== PROBLEM DETAILS ==
Exactly reproduce all the records, keeping pictures out of the copy.

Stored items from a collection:
::::
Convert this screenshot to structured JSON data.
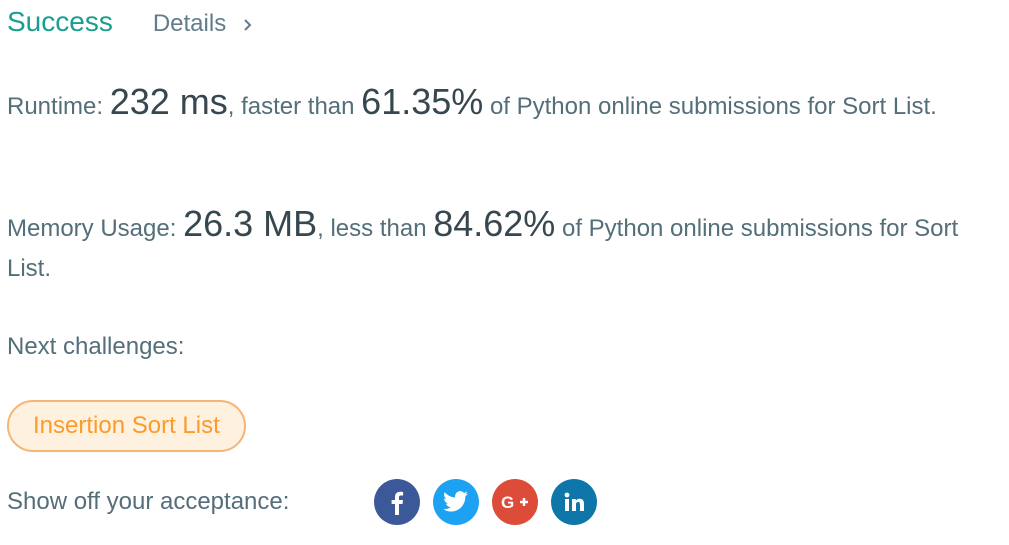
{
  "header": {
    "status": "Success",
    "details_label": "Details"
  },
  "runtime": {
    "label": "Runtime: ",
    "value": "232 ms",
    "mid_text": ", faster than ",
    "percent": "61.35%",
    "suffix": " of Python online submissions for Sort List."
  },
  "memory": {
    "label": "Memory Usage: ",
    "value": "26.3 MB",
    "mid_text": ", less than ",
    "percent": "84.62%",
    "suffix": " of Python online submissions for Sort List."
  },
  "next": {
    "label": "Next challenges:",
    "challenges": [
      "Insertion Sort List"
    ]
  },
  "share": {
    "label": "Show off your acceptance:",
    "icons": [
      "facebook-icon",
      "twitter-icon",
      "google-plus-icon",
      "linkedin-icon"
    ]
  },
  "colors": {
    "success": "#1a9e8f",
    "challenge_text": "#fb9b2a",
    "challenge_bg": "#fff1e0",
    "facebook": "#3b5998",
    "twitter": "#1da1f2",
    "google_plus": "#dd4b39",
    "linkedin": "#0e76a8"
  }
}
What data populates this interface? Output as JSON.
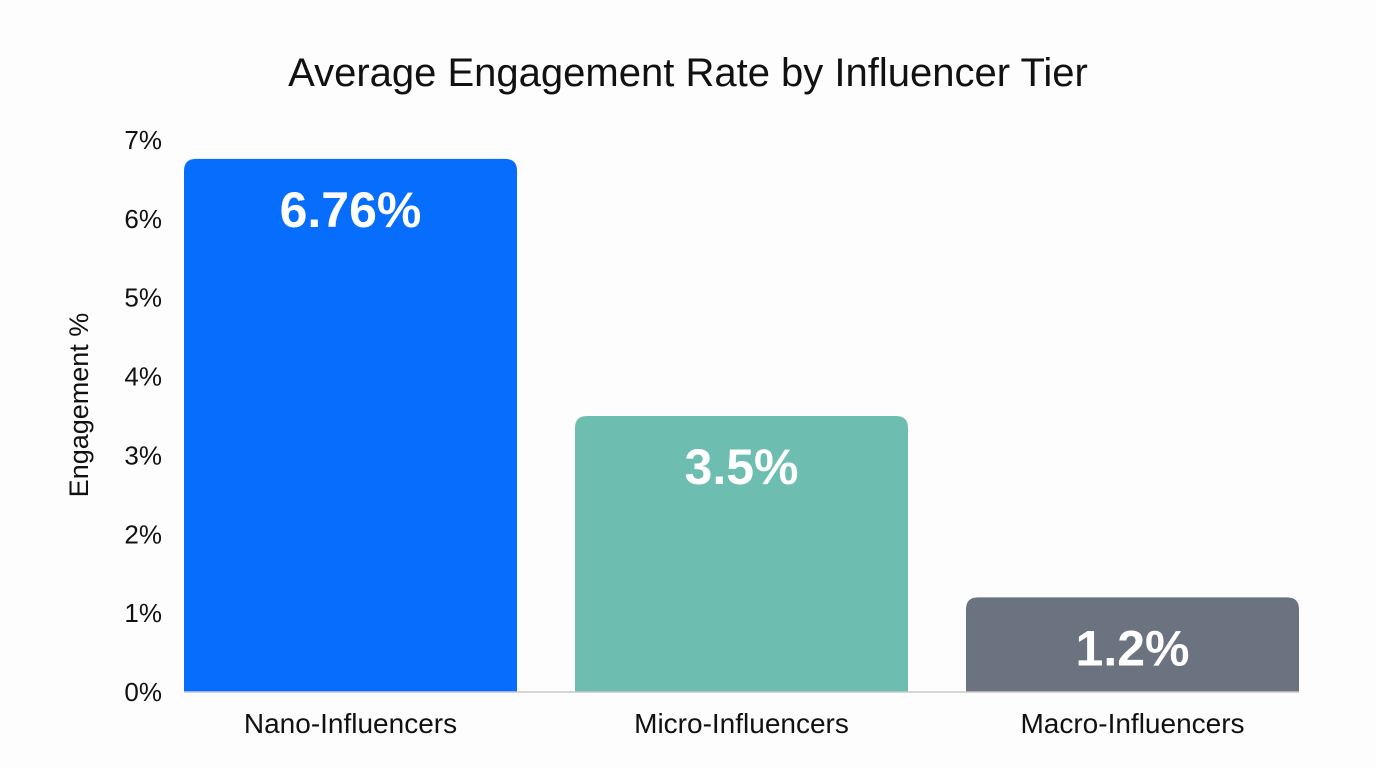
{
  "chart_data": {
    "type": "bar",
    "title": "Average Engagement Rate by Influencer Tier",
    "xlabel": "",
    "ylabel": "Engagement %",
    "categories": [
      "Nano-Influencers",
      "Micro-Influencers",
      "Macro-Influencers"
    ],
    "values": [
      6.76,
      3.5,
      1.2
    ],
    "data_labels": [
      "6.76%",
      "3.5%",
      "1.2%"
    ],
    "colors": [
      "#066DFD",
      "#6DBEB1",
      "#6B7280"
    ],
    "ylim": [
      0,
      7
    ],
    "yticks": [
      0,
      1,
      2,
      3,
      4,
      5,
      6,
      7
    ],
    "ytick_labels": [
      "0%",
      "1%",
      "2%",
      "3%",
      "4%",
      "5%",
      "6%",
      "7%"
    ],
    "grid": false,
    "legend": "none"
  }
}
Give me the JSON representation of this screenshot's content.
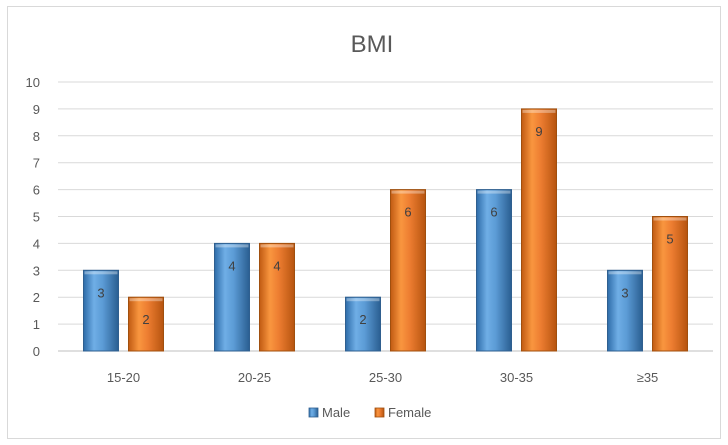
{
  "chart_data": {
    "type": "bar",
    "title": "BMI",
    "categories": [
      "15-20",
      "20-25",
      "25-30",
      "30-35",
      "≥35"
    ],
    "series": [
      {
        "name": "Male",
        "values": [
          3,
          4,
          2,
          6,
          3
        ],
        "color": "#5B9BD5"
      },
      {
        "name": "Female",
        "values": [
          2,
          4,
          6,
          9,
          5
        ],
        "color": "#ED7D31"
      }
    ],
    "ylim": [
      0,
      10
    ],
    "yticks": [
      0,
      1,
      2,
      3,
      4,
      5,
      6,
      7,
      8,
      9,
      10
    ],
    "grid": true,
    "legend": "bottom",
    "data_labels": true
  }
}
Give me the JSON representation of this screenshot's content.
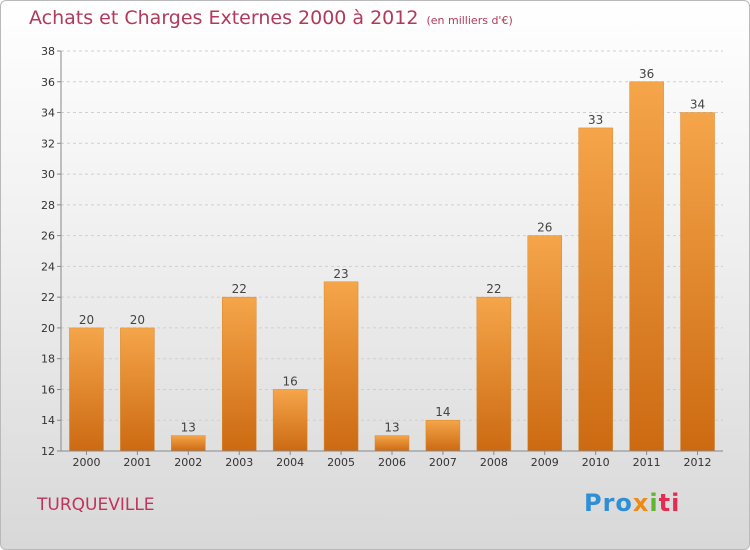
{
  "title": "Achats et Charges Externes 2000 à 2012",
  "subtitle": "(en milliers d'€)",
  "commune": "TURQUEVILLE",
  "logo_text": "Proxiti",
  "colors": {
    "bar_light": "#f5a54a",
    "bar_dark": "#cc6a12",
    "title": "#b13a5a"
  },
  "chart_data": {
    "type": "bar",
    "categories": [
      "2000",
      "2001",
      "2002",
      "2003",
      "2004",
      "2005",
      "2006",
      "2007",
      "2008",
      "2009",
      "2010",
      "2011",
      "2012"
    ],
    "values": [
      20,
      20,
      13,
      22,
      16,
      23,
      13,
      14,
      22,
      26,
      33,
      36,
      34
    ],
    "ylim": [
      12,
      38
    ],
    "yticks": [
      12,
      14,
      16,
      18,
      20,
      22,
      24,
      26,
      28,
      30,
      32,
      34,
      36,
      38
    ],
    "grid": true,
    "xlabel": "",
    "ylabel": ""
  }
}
::::
== SOLUTION TO THIS PROBLEM ==
Convert this screenshot to structured JSON data.
{
  "header": {
    "status": "Success",
    "details_label": "Details"
  },
  "runtime": {
    "label": "Runtime: ",
    "value": "232 ms",
    "mid_text": ", faster than ",
    "percent": "61.35%",
    "suffix": " of Python online submissions for Sort List."
  },
  "memory": {
    "label": "Memory Usage: ",
    "value": "26.3 MB",
    "mid_text": ", less than ",
    "percent": "84.62%",
    "suffix": " of Python online submissions for Sort List."
  },
  "next": {
    "label": "Next challenges:",
    "challenges": [
      "Insertion Sort List"
    ]
  },
  "share": {
    "label": "Show off your acceptance:",
    "icons": [
      "facebook-icon",
      "twitter-icon",
      "google-plus-icon",
      "linkedin-icon"
    ]
  },
  "colors": {
    "success": "#1a9e8f",
    "challenge_text": "#fb9b2a",
    "challenge_bg": "#fff1e0",
    "facebook": "#3b5998",
    "twitter": "#1da1f2",
    "google_plus": "#dd4b39",
    "linkedin": "#0e76a8"
  }
}
What data populates this interface? Output as JSON.
{
  "chart_data": {
    "type": "bar",
    "title": "Average Engagement Rate by Influencer Tier",
    "xlabel": "",
    "ylabel": "Engagement %",
    "categories": [
      "Nano-Influencers",
      "Micro-Influencers",
      "Macro-Influencers"
    ],
    "values": [
      6.76,
      3.5,
      1.2
    ],
    "data_labels": [
      "6.76%",
      "3.5%",
      "1.2%"
    ],
    "colors": [
      "#066DFD",
      "#6DBEB1",
      "#6B7280"
    ],
    "ylim": [
      0,
      7
    ],
    "yticks": [
      0,
      1,
      2,
      3,
      4,
      5,
      6,
      7
    ],
    "ytick_labels": [
      "0%",
      "1%",
      "2%",
      "3%",
      "4%",
      "5%",
      "6%",
      "7%"
    ],
    "grid": false,
    "legend": "none"
  }
}
Give me the JSON representation of this screenshot's content.
{
  "chart_data": {
    "type": "bar",
    "title": "BMI",
    "categories": [
      "15-20",
      "20-25",
      "25-30",
      "30-35",
      "≥35"
    ],
    "series": [
      {
        "name": "Male",
        "values": [
          3,
          4,
          2,
          6,
          3
        ],
        "color": "#5B9BD5"
      },
      {
        "name": "Female",
        "values": [
          2,
          4,
          6,
          9,
          5
        ],
        "color": "#ED7D31"
      }
    ],
    "ylim": [
      0,
      10
    ],
    "yticks": [
      0,
      1,
      2,
      3,
      4,
      5,
      6,
      7,
      8,
      9,
      10
    ],
    "grid": true,
    "legend": "bottom",
    "data_labels": true
  }
}
Give me the JSON representation of this screenshot's content.
{
  "title": "Achats et Charges Externes 2000 à 2012",
  "subtitle": "(en milliers d'€)",
  "commune": "TURQUEVILLE",
  "logo_text": "Proxiti",
  "colors": {
    "bar_light": "#f5a54a",
    "bar_dark": "#cc6a12",
    "title": "#b13a5a"
  },
  "chart_data": {
    "type": "bar",
    "categories": [
      "2000",
      "2001",
      "2002",
      "2003",
      "2004",
      "2005",
      "2006",
      "2007",
      "2008",
      "2009",
      "2010",
      "2011",
      "2012"
    ],
    "values": [
      20,
      20,
      13,
      22,
      16,
      23,
      13,
      14,
      22,
      26,
      33,
      36,
      34
    ],
    "ylim": [
      12,
      38
    ],
    "yticks": [
      12,
      14,
      16,
      18,
      20,
      22,
      24,
      26,
      28,
      30,
      32,
      34,
      36,
      38
    ],
    "grid": true,
    "xlabel": "",
    "ylabel": ""
  }
}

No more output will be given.